For the Junge Akademie, this topic was a suitable field for three reasons:
- It bridges the natural, social and humane sciences.
- It has sociopolitical implications, since inscribed mechanisms can be made visible and possible fads in terms of the choice of scientific method can be pointed out.
- The possibilities of a transdisciplinary perspective on self-organisation have not quite been exhausted in the research up to this point, even though there are numerous monographs carrying the term in their title (since 1990, there has even been a yearbook Self-Organisation), and even though it has been approached epistemologically.
By means of surveys in both conceptual history and the history of ideas, the Research Group wanted to clarify when and to what extent "self-organisation" can be found as a scientific model of explanation; where this method comes from (is there "lead discipline"?); what motivates the implementation of the term; whether there are examples for modern theoretical approaches in which this thought pattern can be found implicitly; whether this approach is viable and enduring (is the next paradigm shift already on the horizon?). As an example, a system of thought (e.g. a legal system) was meant to be analysed with the method of self-organisation.
The goal was to develop a simple explanatory model for the frequent occurence of certain structures in a system of thought. Further, the possibility of discovering hidden social mechanisms with this method should be discussed and evaluated. The Research Group published its findings in an anthology.
The Research Group conducted interviews with academics on the topic of self-organisation, started a survey among NGOs and conceptualised a literature database for the Junge Akademie.
The RG Self-Organisation organised lectures and two internal symposiums.
The RG published its findings in one anthology and two papers.
__________________________________________________
INSTRUCTIONS:
(a) Please repeat the passage on self-organization research, starting at "The goal was" and ending at "and two papers.".
(b) According to the passage on self-organization research, what did the Research Group conceptualize for the Junge Akademie?

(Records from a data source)
__________________________________________________
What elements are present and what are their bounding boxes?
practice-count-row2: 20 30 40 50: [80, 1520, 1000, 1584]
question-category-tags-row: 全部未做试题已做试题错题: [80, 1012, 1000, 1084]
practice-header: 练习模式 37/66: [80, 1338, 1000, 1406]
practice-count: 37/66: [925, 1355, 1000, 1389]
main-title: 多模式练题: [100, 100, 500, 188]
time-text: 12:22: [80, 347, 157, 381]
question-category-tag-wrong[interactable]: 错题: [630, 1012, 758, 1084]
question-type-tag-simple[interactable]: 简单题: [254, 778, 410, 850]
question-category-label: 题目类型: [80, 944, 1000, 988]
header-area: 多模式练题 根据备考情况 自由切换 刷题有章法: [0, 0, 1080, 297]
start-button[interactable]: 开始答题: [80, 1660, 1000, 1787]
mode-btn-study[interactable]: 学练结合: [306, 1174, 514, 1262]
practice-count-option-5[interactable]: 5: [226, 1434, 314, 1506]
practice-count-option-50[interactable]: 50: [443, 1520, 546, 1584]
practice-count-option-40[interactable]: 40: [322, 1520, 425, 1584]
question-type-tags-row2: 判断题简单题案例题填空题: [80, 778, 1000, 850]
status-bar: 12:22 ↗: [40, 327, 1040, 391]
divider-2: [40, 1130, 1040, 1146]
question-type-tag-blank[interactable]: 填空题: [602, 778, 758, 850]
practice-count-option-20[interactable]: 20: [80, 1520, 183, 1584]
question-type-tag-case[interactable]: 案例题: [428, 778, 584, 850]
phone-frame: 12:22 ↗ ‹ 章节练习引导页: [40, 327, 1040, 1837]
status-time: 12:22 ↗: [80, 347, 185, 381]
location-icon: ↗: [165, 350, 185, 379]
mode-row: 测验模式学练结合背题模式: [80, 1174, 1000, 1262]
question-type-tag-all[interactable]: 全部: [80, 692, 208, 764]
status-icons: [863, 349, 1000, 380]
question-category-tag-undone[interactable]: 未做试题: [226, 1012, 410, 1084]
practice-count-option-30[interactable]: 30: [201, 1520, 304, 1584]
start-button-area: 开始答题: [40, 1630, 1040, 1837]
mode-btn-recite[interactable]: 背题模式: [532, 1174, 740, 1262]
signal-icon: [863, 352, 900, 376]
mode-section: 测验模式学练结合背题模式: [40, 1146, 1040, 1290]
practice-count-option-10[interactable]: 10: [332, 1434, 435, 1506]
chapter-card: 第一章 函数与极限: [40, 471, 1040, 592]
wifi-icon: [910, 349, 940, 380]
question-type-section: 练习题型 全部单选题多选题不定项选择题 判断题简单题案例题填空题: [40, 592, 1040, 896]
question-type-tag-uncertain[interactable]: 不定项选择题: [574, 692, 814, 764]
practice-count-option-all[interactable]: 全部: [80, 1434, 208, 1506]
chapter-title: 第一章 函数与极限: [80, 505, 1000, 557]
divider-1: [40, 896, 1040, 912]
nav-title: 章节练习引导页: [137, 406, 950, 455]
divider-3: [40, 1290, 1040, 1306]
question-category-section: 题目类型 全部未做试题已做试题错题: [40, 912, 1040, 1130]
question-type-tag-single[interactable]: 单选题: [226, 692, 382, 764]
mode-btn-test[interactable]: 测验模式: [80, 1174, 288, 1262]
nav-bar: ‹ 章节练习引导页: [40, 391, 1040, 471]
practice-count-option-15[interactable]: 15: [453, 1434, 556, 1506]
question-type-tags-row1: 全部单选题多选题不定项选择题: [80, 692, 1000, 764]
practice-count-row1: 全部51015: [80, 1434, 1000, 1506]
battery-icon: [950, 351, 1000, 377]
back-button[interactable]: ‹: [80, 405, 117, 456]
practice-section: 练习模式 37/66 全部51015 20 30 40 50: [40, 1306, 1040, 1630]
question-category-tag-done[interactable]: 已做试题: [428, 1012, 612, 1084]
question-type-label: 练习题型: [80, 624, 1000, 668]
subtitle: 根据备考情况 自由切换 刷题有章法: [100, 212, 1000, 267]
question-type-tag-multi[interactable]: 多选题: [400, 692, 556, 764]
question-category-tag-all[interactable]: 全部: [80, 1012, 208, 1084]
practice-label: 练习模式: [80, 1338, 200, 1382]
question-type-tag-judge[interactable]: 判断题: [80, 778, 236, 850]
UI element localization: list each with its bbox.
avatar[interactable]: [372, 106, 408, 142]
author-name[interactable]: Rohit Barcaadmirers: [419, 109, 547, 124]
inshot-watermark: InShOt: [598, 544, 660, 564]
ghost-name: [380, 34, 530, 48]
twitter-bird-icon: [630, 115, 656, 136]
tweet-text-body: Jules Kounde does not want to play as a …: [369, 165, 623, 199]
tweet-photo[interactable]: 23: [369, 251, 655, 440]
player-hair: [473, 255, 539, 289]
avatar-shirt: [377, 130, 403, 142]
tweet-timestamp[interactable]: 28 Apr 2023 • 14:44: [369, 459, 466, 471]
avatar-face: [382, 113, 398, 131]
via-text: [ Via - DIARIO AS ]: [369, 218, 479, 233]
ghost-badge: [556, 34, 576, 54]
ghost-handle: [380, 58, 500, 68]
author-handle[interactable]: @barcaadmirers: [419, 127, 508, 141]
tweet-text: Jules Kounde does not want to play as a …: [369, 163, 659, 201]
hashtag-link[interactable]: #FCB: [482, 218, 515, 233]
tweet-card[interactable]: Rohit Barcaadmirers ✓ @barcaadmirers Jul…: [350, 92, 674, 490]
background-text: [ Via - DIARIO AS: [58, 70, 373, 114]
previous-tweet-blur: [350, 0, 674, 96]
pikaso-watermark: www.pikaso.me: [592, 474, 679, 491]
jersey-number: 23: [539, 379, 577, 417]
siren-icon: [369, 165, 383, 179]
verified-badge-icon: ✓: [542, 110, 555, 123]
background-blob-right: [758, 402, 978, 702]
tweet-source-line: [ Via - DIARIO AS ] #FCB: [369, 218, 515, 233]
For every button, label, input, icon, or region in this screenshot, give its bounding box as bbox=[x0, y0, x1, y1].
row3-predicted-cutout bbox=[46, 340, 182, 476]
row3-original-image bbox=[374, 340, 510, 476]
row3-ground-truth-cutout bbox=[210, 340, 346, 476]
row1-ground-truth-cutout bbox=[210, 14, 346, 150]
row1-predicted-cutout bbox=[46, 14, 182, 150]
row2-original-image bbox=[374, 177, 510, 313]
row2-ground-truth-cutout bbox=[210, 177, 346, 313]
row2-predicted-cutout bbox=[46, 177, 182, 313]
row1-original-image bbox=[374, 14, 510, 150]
__________________________________________________
ANSWERS:
(a)
The goal was to develop a simple explanatory model for the frequent occurence of certain structures in a system of thought. Further, the possibility of discovering hidden social mechanisms with this method should be discussed and evaluated. The Research Group published its findings in an anthology.
The Research Group conducted interviews with academics on the topic of self-organisation, started a survey among NGOs and conceptualised a literature database for the Junge Akademie.
The RG Self-Organisation organised lectures and two internal symposiums.
The RG published its findings in one anthology and two papers.

(b) A literature database.